Task statement> Rewrite the stretch of material from the line that contains "Decompose this screenshot" through the line that contains "- collapse-arrow-icon[interactable]: [39, 41, 53, 57]" as a JSON list of strings, one string per line, with blank lines left out.

Supplied data>
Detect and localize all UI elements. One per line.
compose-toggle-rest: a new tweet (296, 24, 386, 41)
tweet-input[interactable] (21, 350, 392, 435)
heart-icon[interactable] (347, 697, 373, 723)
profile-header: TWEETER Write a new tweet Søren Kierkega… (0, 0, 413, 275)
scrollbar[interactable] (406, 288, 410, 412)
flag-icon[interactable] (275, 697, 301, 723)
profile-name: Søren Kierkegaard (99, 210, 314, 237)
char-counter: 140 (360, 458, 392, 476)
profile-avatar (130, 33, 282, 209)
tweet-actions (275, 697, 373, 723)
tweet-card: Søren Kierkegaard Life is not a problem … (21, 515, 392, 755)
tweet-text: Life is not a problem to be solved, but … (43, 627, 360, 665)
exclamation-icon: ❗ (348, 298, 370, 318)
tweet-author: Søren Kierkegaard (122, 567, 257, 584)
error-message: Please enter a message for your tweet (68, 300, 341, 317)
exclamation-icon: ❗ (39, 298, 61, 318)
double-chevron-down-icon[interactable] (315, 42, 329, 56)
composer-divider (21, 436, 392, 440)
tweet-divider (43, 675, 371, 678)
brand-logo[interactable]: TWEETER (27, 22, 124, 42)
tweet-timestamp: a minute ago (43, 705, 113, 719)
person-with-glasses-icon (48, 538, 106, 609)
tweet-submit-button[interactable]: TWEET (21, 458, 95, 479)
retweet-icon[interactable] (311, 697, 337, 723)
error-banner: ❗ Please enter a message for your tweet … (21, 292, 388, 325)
--
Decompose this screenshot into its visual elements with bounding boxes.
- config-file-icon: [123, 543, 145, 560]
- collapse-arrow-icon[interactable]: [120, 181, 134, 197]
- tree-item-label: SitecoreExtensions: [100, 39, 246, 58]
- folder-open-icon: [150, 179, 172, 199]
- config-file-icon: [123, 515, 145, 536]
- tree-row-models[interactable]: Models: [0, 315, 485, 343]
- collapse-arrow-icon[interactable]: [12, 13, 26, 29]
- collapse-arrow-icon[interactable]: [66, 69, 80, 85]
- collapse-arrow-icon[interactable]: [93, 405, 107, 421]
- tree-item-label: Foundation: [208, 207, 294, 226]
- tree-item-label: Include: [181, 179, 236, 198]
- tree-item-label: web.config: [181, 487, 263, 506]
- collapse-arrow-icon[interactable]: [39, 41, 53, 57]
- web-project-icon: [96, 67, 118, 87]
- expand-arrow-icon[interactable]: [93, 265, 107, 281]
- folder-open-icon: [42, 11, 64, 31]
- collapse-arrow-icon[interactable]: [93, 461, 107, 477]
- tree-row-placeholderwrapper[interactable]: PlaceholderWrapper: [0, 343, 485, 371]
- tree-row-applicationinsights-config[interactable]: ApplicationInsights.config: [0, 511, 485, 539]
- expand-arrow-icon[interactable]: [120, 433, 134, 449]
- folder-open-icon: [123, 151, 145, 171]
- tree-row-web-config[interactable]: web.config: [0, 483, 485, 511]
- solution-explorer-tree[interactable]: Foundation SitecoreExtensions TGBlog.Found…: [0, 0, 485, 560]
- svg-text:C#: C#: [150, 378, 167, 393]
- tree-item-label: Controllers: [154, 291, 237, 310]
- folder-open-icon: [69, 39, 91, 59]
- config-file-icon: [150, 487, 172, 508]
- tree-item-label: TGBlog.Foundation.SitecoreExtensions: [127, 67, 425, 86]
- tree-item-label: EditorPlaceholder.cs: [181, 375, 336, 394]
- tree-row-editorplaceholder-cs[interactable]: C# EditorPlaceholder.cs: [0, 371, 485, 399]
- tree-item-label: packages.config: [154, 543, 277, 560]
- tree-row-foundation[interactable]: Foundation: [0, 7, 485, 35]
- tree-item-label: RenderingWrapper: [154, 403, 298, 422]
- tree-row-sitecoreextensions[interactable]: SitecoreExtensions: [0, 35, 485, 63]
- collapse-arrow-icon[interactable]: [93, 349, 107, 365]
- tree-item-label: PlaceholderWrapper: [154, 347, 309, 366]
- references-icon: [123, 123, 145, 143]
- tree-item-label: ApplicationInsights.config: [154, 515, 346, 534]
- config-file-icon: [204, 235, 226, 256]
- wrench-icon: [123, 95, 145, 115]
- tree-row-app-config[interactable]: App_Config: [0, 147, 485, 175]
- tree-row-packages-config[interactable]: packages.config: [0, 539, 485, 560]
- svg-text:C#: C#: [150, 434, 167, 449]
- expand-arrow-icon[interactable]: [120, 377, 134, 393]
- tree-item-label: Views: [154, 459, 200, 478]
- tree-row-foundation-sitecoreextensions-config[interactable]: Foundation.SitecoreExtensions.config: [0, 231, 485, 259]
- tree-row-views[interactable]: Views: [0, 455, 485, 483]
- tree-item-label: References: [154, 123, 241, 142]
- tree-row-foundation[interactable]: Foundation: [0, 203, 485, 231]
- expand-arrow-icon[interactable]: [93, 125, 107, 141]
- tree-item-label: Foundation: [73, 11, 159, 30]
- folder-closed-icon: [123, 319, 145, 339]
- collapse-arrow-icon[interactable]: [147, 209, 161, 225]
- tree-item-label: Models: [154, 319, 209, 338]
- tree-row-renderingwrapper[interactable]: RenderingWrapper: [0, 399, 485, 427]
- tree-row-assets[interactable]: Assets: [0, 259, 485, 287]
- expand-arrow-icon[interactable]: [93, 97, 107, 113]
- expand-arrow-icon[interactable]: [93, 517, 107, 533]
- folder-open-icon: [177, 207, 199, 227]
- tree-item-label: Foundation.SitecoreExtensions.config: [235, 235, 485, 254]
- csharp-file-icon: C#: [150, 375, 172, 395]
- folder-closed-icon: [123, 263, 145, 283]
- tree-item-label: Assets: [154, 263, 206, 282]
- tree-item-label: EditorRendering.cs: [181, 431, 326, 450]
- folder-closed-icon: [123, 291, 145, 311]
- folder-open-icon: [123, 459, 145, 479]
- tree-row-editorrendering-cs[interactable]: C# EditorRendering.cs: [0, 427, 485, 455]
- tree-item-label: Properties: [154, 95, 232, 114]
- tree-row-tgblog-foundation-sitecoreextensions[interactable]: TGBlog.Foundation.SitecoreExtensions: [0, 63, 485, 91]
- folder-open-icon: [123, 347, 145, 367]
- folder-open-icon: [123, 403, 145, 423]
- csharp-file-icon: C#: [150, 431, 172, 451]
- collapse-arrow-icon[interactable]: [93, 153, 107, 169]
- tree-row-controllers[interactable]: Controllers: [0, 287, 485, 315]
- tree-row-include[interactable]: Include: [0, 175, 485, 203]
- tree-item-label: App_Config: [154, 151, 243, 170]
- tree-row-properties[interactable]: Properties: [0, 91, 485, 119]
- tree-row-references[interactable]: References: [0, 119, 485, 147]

Task solution>
[
  "Decompose this screenshot into its visual elements with bounding boxes.",
  "- config-file-icon: [123, 543, 145, 560]",
  "- collapse-arrow-icon[interactable]: [120, 181, 134, 197]",
  "- tree-item-label: SitecoreExtensions: [100, 39, 246, 58]",
  "- folder-open-icon: [150, 179, 172, 199]",
  "- config-file-icon: [123, 515, 145, 536]",
  "- tree-row-models[interactable]: Models: [0, 315, 485, 343]",
  "- collapse-arrow-icon[interactable]: [12, 13, 26, 29]",
  "- collapse-arrow-icon[interactable]: [66, 69, 80, 85]",
  "- collapse-arrow-icon[interactable]: [93, 405, 107, 421]",
  "- tree-item-label: Foundation: [208, 207, 294, 226]",
  "- tree-item-label: Include: [181, 179, 236, 198]",
  "- tree-item-label: web.config: [181, 487, 263, 506]",
  "- collapse-arrow-icon[interactable]: [39, 41, 53, 57]"
]